**Problem details**
Write only the number of lines holding the string "Memory".

**Stored records**
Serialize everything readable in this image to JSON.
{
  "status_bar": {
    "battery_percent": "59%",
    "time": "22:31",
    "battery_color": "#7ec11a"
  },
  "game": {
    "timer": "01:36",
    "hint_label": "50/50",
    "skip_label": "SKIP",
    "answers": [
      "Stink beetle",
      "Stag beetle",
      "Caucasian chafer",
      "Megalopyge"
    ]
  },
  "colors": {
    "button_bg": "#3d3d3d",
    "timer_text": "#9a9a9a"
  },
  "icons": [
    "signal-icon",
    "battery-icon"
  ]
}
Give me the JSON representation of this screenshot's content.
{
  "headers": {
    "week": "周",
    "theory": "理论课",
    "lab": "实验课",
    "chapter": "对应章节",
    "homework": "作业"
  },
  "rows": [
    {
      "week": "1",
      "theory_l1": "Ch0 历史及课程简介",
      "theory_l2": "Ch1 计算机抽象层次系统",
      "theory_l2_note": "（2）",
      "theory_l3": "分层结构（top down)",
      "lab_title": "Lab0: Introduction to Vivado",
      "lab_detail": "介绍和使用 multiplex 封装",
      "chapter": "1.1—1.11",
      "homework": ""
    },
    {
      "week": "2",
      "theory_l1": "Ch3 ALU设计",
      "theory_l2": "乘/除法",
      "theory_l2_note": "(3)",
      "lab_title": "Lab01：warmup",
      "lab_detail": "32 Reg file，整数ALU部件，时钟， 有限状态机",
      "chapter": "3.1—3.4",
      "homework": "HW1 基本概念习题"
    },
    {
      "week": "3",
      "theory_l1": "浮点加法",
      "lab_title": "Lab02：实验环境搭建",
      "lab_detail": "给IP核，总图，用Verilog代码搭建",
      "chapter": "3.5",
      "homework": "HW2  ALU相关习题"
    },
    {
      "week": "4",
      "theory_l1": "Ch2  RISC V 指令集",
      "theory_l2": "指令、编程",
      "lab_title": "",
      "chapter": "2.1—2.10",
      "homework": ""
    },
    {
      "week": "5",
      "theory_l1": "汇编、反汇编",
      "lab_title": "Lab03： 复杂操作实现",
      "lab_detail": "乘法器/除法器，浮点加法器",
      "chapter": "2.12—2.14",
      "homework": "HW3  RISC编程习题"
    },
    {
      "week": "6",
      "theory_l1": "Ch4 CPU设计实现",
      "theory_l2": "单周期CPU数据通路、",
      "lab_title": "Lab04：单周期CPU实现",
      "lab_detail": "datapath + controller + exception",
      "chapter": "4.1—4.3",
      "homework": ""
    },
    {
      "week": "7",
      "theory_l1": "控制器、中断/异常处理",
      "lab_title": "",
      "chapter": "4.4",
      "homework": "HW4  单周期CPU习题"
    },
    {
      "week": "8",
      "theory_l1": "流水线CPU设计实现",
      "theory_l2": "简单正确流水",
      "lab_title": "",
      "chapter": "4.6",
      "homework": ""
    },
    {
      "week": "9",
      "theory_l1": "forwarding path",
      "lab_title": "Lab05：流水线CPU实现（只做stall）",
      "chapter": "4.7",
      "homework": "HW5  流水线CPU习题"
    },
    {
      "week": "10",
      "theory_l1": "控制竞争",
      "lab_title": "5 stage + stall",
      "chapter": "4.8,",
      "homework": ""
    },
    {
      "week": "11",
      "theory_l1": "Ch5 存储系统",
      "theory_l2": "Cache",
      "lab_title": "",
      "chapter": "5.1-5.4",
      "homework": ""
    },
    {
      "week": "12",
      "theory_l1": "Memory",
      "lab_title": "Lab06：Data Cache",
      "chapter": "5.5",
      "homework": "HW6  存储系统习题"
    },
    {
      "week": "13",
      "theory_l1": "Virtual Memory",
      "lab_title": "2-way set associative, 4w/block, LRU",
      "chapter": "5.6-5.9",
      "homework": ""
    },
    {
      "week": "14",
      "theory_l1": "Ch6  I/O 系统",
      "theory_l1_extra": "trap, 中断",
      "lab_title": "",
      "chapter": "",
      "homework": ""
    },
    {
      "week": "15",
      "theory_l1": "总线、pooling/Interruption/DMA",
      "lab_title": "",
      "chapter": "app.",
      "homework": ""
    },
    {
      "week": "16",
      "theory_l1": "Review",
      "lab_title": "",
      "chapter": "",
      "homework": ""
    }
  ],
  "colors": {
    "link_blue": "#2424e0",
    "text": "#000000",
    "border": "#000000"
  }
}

**Task response**
2